■ Exercise
Count how many lines have the word "name" in them. Reply with that number by itself.

══ Records for this exercise

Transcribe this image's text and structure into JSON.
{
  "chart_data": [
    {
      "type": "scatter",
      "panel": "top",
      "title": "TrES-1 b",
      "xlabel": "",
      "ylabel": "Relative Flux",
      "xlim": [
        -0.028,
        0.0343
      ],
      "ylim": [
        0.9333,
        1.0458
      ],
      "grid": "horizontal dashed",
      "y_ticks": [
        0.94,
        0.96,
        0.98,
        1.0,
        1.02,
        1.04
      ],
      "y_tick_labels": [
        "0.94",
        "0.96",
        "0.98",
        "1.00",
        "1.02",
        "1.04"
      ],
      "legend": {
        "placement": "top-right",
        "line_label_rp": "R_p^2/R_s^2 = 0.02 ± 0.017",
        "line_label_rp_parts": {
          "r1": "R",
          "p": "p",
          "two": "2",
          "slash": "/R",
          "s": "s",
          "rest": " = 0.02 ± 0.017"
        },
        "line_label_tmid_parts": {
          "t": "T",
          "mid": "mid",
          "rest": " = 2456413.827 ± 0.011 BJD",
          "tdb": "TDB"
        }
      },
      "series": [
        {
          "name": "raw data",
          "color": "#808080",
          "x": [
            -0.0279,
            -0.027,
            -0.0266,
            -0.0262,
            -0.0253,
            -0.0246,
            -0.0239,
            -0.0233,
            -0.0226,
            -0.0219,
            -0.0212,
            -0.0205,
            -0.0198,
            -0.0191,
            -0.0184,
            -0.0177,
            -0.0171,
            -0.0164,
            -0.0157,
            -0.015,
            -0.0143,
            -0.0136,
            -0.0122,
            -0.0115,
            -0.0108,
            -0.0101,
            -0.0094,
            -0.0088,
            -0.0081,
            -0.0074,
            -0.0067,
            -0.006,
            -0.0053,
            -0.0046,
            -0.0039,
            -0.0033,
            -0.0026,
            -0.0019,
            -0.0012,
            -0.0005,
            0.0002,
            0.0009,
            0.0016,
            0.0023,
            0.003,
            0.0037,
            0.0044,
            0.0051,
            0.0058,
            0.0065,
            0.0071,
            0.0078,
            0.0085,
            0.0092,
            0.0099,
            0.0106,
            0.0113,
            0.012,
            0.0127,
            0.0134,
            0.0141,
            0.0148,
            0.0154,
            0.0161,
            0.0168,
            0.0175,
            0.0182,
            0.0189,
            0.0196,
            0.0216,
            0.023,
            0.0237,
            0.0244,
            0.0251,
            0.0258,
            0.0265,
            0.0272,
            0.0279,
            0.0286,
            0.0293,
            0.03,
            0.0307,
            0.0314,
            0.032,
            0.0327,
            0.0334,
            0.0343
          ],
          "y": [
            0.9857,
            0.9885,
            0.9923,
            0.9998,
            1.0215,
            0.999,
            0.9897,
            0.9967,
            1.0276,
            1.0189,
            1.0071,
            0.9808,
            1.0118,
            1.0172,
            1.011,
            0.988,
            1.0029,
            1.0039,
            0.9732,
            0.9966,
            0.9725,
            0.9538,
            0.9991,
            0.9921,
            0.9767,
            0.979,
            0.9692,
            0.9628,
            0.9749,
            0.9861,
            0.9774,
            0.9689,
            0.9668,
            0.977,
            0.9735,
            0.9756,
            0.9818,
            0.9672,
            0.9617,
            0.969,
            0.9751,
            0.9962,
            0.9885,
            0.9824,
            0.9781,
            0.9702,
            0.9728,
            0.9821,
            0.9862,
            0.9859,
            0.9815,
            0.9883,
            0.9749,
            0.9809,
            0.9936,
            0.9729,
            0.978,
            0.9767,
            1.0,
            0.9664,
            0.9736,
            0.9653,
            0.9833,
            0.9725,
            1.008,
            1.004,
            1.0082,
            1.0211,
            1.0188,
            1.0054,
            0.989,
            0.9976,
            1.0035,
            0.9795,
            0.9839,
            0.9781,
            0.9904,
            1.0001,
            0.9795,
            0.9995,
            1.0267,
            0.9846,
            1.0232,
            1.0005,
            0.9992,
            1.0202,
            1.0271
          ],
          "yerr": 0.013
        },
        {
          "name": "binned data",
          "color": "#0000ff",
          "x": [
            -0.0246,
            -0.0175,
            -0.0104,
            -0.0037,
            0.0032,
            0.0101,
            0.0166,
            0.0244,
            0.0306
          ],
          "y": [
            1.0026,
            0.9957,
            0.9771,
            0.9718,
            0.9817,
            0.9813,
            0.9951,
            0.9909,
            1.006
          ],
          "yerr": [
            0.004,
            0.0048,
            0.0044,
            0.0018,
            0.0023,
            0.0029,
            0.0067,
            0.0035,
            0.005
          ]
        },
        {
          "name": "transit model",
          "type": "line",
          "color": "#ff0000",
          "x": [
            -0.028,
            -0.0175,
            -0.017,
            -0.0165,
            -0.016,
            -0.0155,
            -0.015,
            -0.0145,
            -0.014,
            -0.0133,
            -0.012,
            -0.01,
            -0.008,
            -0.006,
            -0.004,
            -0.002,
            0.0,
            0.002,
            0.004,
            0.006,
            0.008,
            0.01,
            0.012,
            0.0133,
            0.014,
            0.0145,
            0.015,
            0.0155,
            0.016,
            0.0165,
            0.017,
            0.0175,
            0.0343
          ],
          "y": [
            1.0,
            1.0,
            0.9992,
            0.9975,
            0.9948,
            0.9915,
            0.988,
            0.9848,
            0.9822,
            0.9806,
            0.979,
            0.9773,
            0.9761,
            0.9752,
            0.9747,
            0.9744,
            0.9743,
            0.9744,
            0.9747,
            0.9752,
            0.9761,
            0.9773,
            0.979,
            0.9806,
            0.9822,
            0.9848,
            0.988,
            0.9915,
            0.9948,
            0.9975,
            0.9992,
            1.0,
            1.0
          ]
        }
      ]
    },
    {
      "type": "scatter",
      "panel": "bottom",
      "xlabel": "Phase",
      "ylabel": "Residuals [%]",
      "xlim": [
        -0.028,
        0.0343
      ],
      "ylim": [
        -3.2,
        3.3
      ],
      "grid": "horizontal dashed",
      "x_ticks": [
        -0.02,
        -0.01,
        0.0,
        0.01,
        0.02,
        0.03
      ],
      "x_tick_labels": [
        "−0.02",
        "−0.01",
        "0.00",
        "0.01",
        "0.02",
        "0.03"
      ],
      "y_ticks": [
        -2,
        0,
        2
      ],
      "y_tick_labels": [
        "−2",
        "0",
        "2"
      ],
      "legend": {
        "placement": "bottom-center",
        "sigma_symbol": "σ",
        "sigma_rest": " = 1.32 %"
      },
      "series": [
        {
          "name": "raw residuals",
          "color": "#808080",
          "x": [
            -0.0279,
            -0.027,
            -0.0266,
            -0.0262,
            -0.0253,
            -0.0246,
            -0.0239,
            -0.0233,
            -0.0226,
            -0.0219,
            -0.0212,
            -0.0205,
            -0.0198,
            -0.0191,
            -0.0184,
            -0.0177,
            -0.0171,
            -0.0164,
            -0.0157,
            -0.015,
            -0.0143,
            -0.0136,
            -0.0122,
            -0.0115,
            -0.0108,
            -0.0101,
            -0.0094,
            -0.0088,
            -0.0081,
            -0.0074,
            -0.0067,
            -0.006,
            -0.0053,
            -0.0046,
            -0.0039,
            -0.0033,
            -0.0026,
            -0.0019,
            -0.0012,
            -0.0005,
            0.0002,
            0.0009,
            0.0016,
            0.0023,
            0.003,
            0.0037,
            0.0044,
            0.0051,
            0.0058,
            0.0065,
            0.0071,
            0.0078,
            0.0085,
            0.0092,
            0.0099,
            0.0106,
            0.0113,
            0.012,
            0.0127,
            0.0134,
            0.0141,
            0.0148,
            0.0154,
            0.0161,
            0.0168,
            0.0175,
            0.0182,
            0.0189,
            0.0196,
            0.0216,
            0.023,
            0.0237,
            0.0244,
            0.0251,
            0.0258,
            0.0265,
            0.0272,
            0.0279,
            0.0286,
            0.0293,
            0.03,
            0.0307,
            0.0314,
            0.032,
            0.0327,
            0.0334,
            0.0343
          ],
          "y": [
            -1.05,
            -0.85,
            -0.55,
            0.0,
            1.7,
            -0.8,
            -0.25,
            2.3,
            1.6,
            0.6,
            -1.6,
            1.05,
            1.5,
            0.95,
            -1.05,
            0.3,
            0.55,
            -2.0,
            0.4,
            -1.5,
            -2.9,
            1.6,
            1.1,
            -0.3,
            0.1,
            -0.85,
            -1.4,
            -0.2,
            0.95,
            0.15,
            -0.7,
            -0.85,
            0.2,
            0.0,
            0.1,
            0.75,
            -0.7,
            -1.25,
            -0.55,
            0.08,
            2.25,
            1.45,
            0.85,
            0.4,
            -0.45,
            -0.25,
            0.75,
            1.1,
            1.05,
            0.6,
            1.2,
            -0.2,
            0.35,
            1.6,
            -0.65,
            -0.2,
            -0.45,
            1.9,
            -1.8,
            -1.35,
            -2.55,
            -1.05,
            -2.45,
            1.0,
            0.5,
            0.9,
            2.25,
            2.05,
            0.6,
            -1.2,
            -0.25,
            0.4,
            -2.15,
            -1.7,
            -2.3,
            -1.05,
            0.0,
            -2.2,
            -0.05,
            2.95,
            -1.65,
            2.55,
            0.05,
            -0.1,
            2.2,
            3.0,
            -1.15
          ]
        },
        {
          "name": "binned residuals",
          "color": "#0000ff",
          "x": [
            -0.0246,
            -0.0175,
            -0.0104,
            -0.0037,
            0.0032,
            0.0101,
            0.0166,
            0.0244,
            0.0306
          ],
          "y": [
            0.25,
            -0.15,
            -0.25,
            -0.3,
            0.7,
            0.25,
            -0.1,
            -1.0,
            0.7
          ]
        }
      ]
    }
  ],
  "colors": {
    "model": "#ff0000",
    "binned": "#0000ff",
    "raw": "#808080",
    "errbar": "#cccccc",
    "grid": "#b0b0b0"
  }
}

════

■ Solution for this exercise
5